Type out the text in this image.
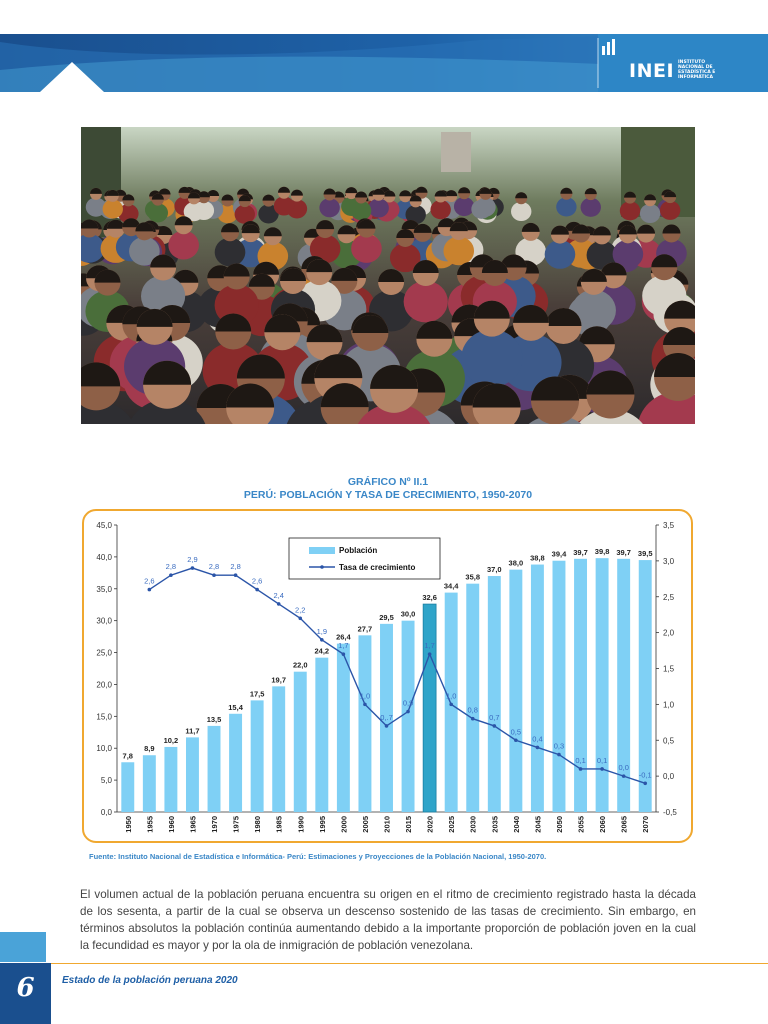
INEI INSTITUTO NACIONAL DE ESTADÍSTICA E INFORMÁTICA
GRÁFICO Nº II.1
PERÚ: POBLACIÓN Y TASA DE CRECIMIENTO, 1950-2070
0,0
5,0
10,0
15,0
20,0
25,0
30,0
35,0
40,0
45,0
-0,5
0,0
0,5
1,0
1,5
2,0
2,5
3,0
3,5
7,8
1950
8,9
1955
10,2
1960
11,7
1965
13,5
1970
15,4
1975
17,5
1980
19,7
1985
22,0
1990
24,2
1995
26,4
2000
27,7
2005
29,5
2010
30,0
2015
32,6
2020
34,4
2025
35,8
2030
37,0
2035
38,0
2040
38,8
2045
39,4
2050
39,7
2055
39,8
2060
39,7
2065
39,5
2070
2,6
2,8
2,9
2,8 2,8
2,6
2,4
2,2
1,9
1,7
1,0
0,.7
0,9
1,7
1,0
0,8
0,7
0,5
0,4
0,3
0,1 0,1
0,0
-0,1
Población
Tasa de crecimiento
Fuente: Instituto Nacional de Estadística e Informática- Perú: Estimaciones y Proyecciones de la Población Nacional, 1950-2070.
El volumen actual de la población peruana encuentra su origen en el ritmo de crecimiento registrado hasta la década de los sesenta, a partir de la cual se observa un descenso sostenido de las tasas de crecimiento. Sin embargo, en términos absolutos la población continúa aumentando debido a la importante proporción de población joven en la cual la fecundidad es mayor y por la ola de inmigración de población venezolana.
6	Estado de la población peruana 2020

Task requirements => Take the listing above and print it exactly, apart from the pictures.

The reply =>
Type out the text in this image.
INEI INSTITUTO NACIONAL DE ESTADÍSTICA E INFORMÁTICA
GRÁFICO Nº II.1
PERÚ: POBLACIÓN Y TASA DE CRECIMIENTO, 1950-2070
0,0
5,0
10,0
15,0
20,0
25,0
30,0
35,0
40,0
45,0
-0,5
0,0
0,5
1,0
1,5
2,0
2,5
3,0
3,5
7,8
1950
8,9
1955
10,2
1960
11,7
1965
13,5
1970
15,4
1975
17,5
1980
19,7
1985
22,0
1990
24,2
1995
26,4
2000
27,7
2005
29,5
2010
30,0
2015
32,6
2020
34,4
2025
35,8
2030
37,0
2035
38,0
2040
38,8
2045
39,4
2050
39,7
2055
39,8
2060
39,7
2065
39,5
2070
2,6
2,8
2,9
2,8 2,8
2,6
2,4
2,2
1,9
1,7
1,0
0,.7
0,9
1,7
1,0
0,8
0,7
0,5
0,4
0,3
0,1 0,1
0,0
-0,1
Población
Tasa de crecimiento
Fuente: Instituto Nacional de Estadística e Informática- Perú: Estimaciones y Proyecciones de la Población Nacional, 1950-2070.
El volumen actual de la población peruana encuentra su origen en el ritmo de crecimiento registrado hasta la década de los sesenta, a partir de la cual se observa un descenso sostenido de las tasas de crecimiento. Sin embargo, en términos absolutos la población continúa aumentando debido a la importante proporción de población joven en la cual la fecundidad es mayor y por la ola de inmigración de población venezolana.
6	Estado de la población peruana 2020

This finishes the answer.